◆ Records provided:
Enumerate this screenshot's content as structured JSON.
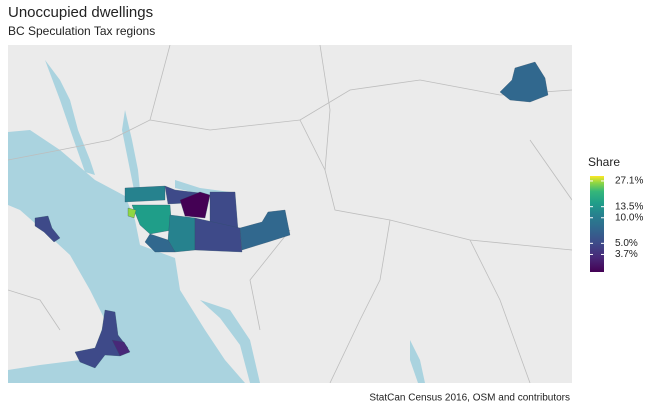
{
  "chart_data": {
    "type": "map",
    "title": "Unoccupied dwellings",
    "subtitle": "BC Speculation Tax regions",
    "caption": "StatCan Census 2016, OSM and contributors",
    "legend": {
      "title": "Share",
      "scale": "log",
      "lim": [
        2.3,
        31
      ],
      "ticks": [
        {
          "value": 3.7,
          "label": "3.7%"
        },
        {
          "value": 5.0,
          "label": "5.0%"
        },
        {
          "value": 10.0,
          "label": "10.0%"
        },
        {
          "value": 13.5,
          "label": "13.5%"
        },
        {
          "value": 27.1,
          "label": "27.1%"
        }
      ]
    }
  }
}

◆ Required task: Word for word, quote the full listing, omitting every picture.

◆ Right answer:
Enumerate this screenshot's content as structured JSON.
{
  "chart_data": {
    "type": "map",
    "title": "Unoccupied dwellings",
    "subtitle": "BC Speculation Tax regions",
    "caption": "StatCan Census 2016, OSM and contributors",
    "legend": {
      "title": "Share",
      "scale": "log",
      "lim": [
        2.3,
        31
      ],
      "ticks": [
        {
          "value": 3.7,
          "label": "3.7%"
        },
        {
          "value": 5.0,
          "label": "5.0%"
        },
        {
          "value": 10.0,
          "label": "10.0%"
        },
        {
          "value": 13.5,
          "label": "13.5%"
        },
        {
          "value": 27.1,
          "label": "27.1%"
        }
      ]
    }
  }
}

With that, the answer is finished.